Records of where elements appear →

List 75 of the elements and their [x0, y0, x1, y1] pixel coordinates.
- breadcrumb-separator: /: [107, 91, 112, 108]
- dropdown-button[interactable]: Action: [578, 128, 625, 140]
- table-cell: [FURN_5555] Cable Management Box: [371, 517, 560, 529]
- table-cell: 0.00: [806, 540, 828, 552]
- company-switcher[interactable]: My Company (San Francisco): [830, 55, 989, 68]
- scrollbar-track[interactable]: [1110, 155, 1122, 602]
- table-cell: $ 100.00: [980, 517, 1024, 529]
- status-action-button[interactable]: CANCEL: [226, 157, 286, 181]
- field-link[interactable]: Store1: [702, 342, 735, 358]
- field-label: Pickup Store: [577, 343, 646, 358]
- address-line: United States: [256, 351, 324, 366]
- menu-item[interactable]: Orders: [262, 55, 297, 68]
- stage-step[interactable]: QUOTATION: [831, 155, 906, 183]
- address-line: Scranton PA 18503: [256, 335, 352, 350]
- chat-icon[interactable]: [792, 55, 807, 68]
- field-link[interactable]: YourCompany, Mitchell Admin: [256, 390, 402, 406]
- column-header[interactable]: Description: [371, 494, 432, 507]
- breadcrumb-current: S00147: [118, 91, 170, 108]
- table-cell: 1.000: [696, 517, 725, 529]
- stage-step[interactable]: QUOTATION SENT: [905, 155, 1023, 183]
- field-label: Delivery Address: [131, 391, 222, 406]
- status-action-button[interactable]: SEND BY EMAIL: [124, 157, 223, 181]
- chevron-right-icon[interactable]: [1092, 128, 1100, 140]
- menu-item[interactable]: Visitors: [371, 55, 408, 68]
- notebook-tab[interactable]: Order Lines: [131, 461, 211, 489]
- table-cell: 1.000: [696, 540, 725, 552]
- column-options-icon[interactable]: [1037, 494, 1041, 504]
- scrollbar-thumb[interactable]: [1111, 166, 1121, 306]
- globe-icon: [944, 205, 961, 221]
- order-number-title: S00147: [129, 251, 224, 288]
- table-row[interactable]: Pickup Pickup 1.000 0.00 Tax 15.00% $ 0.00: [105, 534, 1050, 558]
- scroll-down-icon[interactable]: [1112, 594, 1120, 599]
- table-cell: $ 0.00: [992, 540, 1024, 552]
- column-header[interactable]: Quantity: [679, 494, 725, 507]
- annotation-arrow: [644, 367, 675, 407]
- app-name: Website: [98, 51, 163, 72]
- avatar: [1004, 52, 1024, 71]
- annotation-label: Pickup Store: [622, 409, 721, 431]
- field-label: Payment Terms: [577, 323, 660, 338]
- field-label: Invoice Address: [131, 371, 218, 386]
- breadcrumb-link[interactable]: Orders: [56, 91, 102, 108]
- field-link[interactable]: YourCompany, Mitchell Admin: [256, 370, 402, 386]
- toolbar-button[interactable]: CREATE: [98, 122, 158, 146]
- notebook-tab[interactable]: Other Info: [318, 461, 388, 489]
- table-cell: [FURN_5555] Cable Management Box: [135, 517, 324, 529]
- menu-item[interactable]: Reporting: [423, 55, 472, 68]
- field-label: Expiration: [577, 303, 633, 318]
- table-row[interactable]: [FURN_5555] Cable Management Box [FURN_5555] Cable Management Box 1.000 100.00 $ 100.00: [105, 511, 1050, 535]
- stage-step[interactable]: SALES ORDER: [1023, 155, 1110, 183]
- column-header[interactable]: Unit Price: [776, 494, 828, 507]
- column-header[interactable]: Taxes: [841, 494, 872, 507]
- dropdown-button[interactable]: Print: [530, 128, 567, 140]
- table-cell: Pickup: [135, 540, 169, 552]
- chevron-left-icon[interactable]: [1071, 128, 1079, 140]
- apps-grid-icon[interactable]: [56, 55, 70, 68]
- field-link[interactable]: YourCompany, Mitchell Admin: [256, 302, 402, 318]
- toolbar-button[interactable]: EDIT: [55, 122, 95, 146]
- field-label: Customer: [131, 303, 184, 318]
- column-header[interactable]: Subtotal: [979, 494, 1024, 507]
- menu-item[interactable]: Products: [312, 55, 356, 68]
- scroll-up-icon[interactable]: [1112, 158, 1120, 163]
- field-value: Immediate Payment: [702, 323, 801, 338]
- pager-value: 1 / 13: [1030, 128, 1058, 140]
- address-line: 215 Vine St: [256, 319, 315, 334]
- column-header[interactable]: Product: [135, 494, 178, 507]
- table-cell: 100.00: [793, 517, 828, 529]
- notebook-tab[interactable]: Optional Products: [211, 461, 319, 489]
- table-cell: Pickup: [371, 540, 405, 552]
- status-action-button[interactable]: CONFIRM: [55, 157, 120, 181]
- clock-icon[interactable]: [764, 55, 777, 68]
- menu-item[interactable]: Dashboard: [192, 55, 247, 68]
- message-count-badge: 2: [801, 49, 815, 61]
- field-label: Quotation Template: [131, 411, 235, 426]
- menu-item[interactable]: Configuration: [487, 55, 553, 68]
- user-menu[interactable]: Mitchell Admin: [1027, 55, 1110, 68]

WHAT THE EXERCISE ASKS → Please copy every line of the data above, character for character.

THE RESPONSE →
List 75 of the elements and their [x0, y0, x1, y1] pixel coordinates.
- breadcrumb-separator: /: [107, 91, 112, 108]
- dropdown-button[interactable]: Action: [578, 128, 625, 140]
- table-cell: [FURN_5555] Cable Management Box: [371, 517, 560, 529]
- table-cell: 0.00: [806, 540, 828, 552]
- company-switcher[interactable]: My Company (San Francisco): [830, 55, 989, 68]
- scrollbar-track[interactable]: [1110, 155, 1122, 602]
- table-cell: $ 100.00: [980, 517, 1024, 529]
- status-action-button[interactable]: CANCEL: [226, 157, 286, 181]
- field-link[interactable]: Store1: [702, 342, 735, 358]
- field-label: Pickup Store: [577, 343, 646, 358]
- address-line: United States: [256, 351, 324, 366]
- menu-item[interactable]: Orders: [262, 55, 297, 68]
- stage-step[interactable]: QUOTATION: [831, 155, 906, 183]
- address-line: Scranton PA 18503: [256, 335, 352, 350]
- chat-icon[interactable]: [792, 55, 807, 68]
- field-link[interactable]: YourCompany, Mitchell Admin: [256, 390, 402, 406]
- column-header[interactable]: Description: [371, 494, 432, 507]
- breadcrumb-current: S00147: [118, 91, 170, 108]
- table-cell: 1.000: [696, 517, 725, 529]
- stage-step[interactable]: QUOTATION SENT: [905, 155, 1023, 183]
- field-label: Delivery Address: [131, 391, 222, 406]
- status-action-button[interactable]: SEND BY EMAIL: [124, 157, 223, 181]
- chevron-right-icon[interactable]: [1092, 128, 1100, 140]
- menu-item[interactable]: Visitors: [371, 55, 408, 68]
- notebook-tab[interactable]: Order Lines: [131, 461, 211, 489]
- table-cell: 1.000: [696, 540, 725, 552]
- column-options-icon[interactable]: [1037, 494, 1041, 504]
- scrollbar-thumb[interactable]: [1111, 166, 1121, 306]
- globe-icon: [944, 205, 961, 221]
- order-number-title: S00147: [129, 251, 224, 288]
- table-row[interactable]: Pickup Pickup 1.000 0.00 Tax 15.00% $ 0.00: [105, 534, 1050, 558]
- scroll-down-icon[interactable]: [1112, 594, 1120, 599]
- table-cell: $ 0.00: [992, 540, 1024, 552]
- column-header[interactable]: Quantity: [679, 494, 725, 507]
- annotation-arrow: [644, 367, 675, 407]
- app-name: Website: [98, 51, 163, 72]
- avatar: [1004, 52, 1024, 71]
- annotation-label: Pickup Store: [622, 409, 721, 431]
- field-label: Payment Terms: [577, 323, 660, 338]
- field-label: Invoice Address: [131, 371, 218, 386]
- breadcrumb-link[interactable]: Orders: [56, 91, 102, 108]
- field-link[interactable]: YourCompany, Mitchell Admin: [256, 370, 402, 386]
- toolbar-button[interactable]: CREATE: [98, 122, 158, 146]
- notebook-tab[interactable]: Other Info: [318, 461, 388, 489]
- table-cell: [FURN_5555] Cable Management Box: [135, 517, 324, 529]
- menu-item[interactable]: Reporting: [423, 55, 472, 68]
- field-label: Expiration: [577, 303, 633, 318]
- table-row[interactable]: [FURN_5555] Cable Management Box [FURN_5555] Cable Management Box 1.000 100.00 $ 100.00: [105, 511, 1050, 535]
- stage-step[interactable]: SALES ORDER: [1023, 155, 1110, 183]
- column-header[interactable]: Unit Price: [776, 494, 828, 507]
- column-header[interactable]: Taxes: [841, 494, 872, 507]
- dropdown-button[interactable]: Print: [530, 128, 567, 140]
- table-cell: Pickup: [135, 540, 169, 552]
- chevron-left-icon[interactable]: [1071, 128, 1079, 140]
- apps-grid-icon[interactable]: [56, 55, 70, 68]
- field-link[interactable]: YourCompany, Mitchell Admin: [256, 302, 402, 318]
- toolbar-button[interactable]: EDIT: [55, 122, 95, 146]
- field-label: Customer: [131, 303, 184, 318]
- column-header[interactable]: Subtotal: [979, 494, 1024, 507]
- menu-item[interactable]: Products: [312, 55, 356, 68]
- scroll-up-icon[interactable]: [1112, 158, 1120, 163]
- field-value: Immediate Payment: [702, 323, 801, 338]
- pager-value: 1 / 13: [1030, 128, 1058, 140]
- address-line: 215 Vine St: [256, 319, 315, 334]
- column-header[interactable]: Product: [135, 494, 178, 507]
- table-cell: 100.00: [793, 517, 828, 529]
- notebook-tab[interactable]: Optional Products: [211, 461, 319, 489]
- table-cell: Pickup: [371, 540, 405, 552]
- status-action-button[interactable]: CONFIRM: [55, 157, 120, 181]
- clock-icon[interactable]: [764, 55, 777, 68]
- menu-item[interactable]: Dashboard: [192, 55, 247, 68]
- message-count-badge: 2: [801, 49, 815, 61]
- field-label: Quotation Template: [131, 411, 235, 426]
- menu-item[interactable]: Configuration: [487, 55, 553, 68]
- user-menu[interactable]: Mitchell Admin: [1027, 55, 1110, 68]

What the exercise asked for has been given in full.